SOURCE PASSAGE:
= = = = =

FINANCIAL CONDITION (Continued)
Future significant uses of cash are expected to include capital expenditures, dividends to shareowners, acquisitions, repurchases of common stock in connection with the Companys stock repurchase program and may include contributions to the qualified pension plan trust. It is expected that each of these future uses of cash will be funded by cash generated by operating activities and commercial paper borrowings, or a new issue of debt or other securities. In addition, the Companys $150 million of 6.80% notes mature in April 2003. It is expected that the payment of the notes will be funded by existing cash or a combination of cash and commercial paper borrowings.
In addition to cash generated by operating activities, the Company has access to existing financing sources, including the public debt markets and unsecured credit facilities with various banks. The Companys debt-to-total-capital ratio was 36.6 percent at December 31, 2002 and September 30, 2002.
The Company elects to utilize commercial paper markets as its principal source of short-term financing. During and at the end of the quarter ended December 31, 2002, the Company had no borrowings outstanding under its commercial paper program.
As of December 31, 2002, the Company had $675 million of unsecured committed credit facilities available to support its commercial paper borrowings, $337.5 million expiring in October 2003 and $337.5 million expiring in October 2005. Prior to October 2003, the Company expects to enter into a new credit facility similar to the credit facility expiring at that time in an amount deemed sufficient to support its operations. The terms of the credit facility contain a covenant under which the Company would be in default if the Companys debt to capital ratio were to exceed 60 percent. Outstanding commercial paper balances reduce the amount of available borrowings under the unsecured committed credit facilities.
The Companys current commercial paper credit ratings are as follows: Moodys (P-2), Standard & Poors (A-1) and Fitch (F1). Should the Companys access to the commercial paper market be adversely affected due to a change in market conditions or otherwise, the Company would expect to rely on a combination of available cash and the unsecured committed credit facilities to provide short-term funding. In such event, the cost of borrowings under the unsecured committed credit facilities could be higher than the cost of commercial paper borrowings.

= = = = =

WORK INSTRUCTIONS:
A) According to the financial condition passage, what debt-to-total-capital ratio did the Company report at December 31, 2002?
B) Write the next part of the passage on the Company's financial condition, picking up after its last sentence.

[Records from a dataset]
= = = = =

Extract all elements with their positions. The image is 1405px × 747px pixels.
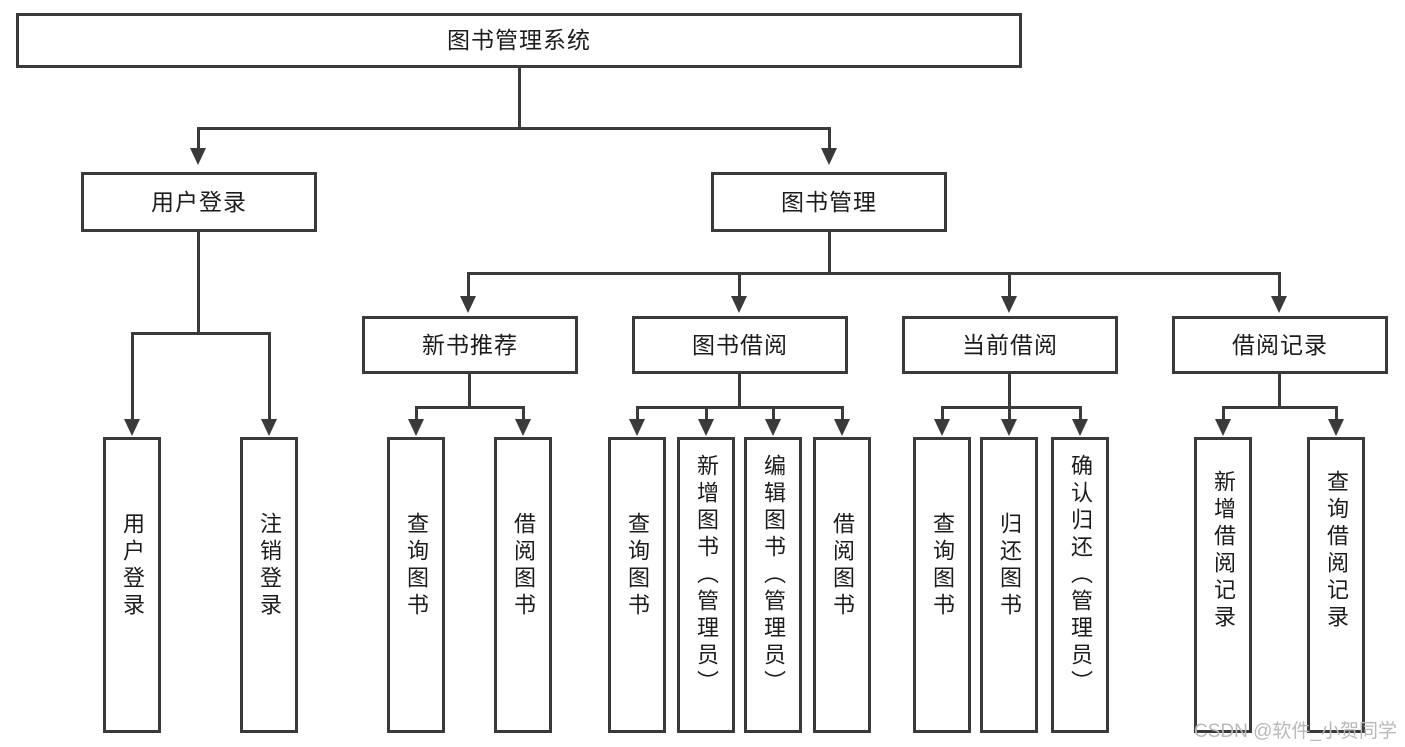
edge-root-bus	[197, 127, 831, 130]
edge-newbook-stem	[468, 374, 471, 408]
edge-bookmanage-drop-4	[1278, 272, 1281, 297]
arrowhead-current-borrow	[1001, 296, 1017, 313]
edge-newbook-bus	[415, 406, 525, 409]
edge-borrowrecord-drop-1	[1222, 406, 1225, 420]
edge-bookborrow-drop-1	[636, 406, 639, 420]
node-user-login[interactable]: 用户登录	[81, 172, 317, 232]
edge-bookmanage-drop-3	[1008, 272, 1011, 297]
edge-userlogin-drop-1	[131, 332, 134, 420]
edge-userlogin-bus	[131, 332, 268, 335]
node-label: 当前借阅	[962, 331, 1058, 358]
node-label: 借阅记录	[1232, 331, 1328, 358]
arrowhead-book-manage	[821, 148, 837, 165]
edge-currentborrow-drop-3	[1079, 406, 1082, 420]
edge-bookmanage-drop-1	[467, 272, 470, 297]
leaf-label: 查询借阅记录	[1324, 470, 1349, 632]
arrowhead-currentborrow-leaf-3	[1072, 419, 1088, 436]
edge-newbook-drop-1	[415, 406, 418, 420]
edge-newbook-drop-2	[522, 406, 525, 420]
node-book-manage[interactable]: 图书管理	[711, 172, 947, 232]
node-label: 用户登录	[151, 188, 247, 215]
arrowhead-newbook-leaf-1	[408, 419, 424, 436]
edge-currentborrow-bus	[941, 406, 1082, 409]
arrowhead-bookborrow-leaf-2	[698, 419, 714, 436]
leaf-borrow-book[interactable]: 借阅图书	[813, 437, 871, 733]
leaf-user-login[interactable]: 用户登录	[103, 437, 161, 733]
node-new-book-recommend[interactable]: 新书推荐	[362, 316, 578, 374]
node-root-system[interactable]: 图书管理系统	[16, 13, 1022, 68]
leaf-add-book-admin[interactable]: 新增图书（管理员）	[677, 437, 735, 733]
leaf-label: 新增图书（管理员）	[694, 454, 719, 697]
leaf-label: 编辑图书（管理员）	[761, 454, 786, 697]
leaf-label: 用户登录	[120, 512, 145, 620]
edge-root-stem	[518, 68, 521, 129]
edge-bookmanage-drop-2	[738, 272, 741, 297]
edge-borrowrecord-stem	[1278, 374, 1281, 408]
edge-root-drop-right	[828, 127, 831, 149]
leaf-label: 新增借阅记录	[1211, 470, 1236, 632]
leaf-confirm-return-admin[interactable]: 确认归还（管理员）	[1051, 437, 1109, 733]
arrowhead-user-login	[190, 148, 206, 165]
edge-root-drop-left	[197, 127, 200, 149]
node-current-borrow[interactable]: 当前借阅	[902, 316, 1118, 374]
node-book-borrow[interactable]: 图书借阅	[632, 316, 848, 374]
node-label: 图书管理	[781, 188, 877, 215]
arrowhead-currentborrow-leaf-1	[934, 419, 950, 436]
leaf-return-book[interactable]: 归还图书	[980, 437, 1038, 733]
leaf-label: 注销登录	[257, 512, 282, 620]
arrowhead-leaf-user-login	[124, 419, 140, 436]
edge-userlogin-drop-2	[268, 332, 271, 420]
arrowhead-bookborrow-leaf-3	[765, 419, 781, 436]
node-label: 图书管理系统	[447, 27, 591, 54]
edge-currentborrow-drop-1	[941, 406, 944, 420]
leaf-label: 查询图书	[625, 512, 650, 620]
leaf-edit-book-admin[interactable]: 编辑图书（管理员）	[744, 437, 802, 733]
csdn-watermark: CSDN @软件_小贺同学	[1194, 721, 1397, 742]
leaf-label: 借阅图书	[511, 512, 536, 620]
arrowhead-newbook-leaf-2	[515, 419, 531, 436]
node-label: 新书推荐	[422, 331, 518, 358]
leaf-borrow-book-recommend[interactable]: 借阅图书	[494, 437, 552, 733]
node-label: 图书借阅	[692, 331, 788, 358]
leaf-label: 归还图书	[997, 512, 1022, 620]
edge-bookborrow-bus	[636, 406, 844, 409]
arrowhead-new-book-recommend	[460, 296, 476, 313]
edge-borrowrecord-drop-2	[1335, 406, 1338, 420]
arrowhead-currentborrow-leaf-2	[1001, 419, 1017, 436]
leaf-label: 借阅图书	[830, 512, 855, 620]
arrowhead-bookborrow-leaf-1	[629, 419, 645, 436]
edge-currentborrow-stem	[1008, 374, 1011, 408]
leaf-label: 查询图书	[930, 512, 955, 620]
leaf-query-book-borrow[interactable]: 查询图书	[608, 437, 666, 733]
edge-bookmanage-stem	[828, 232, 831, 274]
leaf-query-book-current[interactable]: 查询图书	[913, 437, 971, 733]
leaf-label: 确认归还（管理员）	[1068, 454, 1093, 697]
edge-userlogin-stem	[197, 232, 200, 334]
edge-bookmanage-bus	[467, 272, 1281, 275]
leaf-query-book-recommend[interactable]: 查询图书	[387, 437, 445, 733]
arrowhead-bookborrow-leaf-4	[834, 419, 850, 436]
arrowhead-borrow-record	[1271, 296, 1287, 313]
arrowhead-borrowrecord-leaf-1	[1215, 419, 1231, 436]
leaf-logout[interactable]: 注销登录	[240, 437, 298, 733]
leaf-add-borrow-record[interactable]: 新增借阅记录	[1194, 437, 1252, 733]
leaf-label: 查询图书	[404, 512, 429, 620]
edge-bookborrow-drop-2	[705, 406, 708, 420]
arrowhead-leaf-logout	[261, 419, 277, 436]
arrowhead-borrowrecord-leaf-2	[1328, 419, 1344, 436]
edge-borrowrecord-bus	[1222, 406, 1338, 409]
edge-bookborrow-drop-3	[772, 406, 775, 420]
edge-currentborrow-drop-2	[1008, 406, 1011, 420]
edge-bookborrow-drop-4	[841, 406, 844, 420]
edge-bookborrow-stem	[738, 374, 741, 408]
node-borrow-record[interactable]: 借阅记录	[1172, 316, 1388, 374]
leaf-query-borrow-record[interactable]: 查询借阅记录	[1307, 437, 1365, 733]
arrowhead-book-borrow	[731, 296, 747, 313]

= = = = =

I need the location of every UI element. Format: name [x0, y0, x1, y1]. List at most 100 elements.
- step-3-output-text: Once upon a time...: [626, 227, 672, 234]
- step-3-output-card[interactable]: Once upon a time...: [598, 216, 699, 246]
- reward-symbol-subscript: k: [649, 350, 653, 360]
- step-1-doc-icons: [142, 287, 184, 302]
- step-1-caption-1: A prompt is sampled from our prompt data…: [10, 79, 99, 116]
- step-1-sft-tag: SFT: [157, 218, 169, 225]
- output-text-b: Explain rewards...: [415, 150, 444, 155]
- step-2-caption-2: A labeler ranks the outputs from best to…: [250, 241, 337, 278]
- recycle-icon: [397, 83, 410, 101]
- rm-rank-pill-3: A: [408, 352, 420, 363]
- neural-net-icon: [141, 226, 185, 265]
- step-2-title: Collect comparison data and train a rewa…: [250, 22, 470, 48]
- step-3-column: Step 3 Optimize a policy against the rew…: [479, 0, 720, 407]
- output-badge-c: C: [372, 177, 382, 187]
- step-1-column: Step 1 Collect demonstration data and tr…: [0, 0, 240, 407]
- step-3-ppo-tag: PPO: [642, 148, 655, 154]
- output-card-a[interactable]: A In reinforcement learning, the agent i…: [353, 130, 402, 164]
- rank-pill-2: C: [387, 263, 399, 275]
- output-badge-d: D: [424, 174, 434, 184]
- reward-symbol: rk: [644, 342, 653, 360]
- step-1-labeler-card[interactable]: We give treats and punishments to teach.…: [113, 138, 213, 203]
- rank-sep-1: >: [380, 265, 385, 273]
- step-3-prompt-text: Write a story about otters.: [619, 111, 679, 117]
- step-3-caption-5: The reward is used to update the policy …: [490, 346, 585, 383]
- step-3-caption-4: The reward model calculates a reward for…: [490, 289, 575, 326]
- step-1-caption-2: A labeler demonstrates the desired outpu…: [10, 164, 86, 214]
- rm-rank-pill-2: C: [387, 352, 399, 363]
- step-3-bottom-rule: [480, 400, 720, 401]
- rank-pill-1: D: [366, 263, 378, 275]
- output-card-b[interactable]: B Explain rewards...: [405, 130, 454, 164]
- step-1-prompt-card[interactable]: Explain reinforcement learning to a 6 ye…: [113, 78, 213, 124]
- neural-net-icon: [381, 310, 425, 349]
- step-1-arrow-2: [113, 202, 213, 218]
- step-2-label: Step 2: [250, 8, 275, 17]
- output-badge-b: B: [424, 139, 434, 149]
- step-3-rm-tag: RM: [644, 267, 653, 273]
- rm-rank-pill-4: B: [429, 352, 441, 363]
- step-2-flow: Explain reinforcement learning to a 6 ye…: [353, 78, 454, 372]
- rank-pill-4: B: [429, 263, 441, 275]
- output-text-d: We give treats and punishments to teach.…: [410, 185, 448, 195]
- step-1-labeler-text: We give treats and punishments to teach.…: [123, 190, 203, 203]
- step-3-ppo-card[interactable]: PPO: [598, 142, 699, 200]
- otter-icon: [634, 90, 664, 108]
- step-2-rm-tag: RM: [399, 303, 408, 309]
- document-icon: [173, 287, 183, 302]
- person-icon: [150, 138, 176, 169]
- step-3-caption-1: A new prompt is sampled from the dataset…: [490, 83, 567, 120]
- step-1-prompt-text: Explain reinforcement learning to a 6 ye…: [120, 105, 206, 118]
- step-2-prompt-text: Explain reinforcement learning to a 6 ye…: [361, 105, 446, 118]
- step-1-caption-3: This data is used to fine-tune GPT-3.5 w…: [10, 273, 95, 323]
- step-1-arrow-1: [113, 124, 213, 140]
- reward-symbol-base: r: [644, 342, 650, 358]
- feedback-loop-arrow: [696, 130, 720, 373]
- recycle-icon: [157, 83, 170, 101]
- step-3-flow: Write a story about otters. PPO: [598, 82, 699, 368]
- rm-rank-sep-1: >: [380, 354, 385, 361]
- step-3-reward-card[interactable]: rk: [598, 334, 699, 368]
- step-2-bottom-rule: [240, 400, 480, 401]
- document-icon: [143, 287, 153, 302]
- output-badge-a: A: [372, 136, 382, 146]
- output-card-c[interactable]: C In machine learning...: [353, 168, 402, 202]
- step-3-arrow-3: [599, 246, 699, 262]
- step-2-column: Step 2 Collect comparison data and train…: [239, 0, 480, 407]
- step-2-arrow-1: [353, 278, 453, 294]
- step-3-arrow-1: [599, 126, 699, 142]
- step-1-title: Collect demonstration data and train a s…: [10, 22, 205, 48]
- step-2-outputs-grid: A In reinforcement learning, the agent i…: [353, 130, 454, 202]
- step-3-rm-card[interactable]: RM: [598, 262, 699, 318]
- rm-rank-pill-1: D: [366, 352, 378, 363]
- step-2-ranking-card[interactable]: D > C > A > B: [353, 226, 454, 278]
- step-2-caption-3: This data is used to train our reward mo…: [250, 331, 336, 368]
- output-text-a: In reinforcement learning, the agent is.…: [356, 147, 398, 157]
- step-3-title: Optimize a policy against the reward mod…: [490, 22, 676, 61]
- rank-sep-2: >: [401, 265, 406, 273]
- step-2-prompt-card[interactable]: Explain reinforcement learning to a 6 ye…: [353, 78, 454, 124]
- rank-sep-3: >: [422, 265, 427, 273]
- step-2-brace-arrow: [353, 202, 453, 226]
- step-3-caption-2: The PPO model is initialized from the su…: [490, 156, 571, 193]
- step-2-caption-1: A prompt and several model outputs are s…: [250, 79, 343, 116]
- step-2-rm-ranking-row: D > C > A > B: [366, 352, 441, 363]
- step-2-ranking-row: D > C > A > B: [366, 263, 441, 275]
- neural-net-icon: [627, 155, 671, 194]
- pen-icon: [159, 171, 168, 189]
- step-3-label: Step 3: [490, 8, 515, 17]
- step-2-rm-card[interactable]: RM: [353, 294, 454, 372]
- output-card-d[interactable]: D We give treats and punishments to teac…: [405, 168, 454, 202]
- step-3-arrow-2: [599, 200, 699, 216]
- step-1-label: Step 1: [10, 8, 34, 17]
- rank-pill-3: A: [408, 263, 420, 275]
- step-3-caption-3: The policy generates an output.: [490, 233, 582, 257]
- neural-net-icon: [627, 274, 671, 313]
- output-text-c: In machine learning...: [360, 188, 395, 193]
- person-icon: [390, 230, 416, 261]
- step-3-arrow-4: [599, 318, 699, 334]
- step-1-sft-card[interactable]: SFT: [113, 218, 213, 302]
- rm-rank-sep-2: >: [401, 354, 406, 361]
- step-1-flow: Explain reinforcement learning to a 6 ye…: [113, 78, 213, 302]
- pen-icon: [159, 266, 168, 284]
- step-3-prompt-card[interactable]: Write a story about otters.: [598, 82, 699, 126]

= = = = =

WRITTEN RESPONSES:
A) 36.6 percent

B)
ENVIRONMENTAL
Information with respect to the effect on the Company and its manufacturing operations of compliance with environmental protection requirements and resolution of environmental claims is contained on pages 54 and 55 in Note 19 of the Notes to Consolidated Financial Statements in Item 8, Consolidated Financial Statements and Supplementary Data, of the Companys Annual Report on Form 10-K for the fiscal year ended September 30, 2002. Management believes that at December 31, 2002, there has been no material change to this information.
CAUTIONARY STATEMENT
This Quarterly Report contains statements (including certain projections and business trends) accompanied by such phrases as believes, estimates, expect(s), anticipates, will, intends and other similar expressions, that are forward-looking statements as defined in the Private Securities Litigation Reform Act of 1995. Actual results may differ materially from those projected as a result of certain risks and uncertainties, including but not limited to economic and political changes in international markets where the Company competes, such as currency exchange rates, inflation rates, recession, foreign ownership restrictions and other external factors over which the Company has no control; demand for and market acceptance of new and existing products, including levels of capital spending in industrial markets; successful development of advanced technologies; competitive product and pricing pressures; future terrorist attacks; and the uncertainties of litigation, as well as other risks and uncertainties, including but not limited to those detailed from time to time in the Companys Securities and Exchange Commission filings. These forward-looking statements are made only as of the date hereof, and the Company undertakes no obligation to update or revise the forward-looking statements, whether as a result of new information, future events or otherwise.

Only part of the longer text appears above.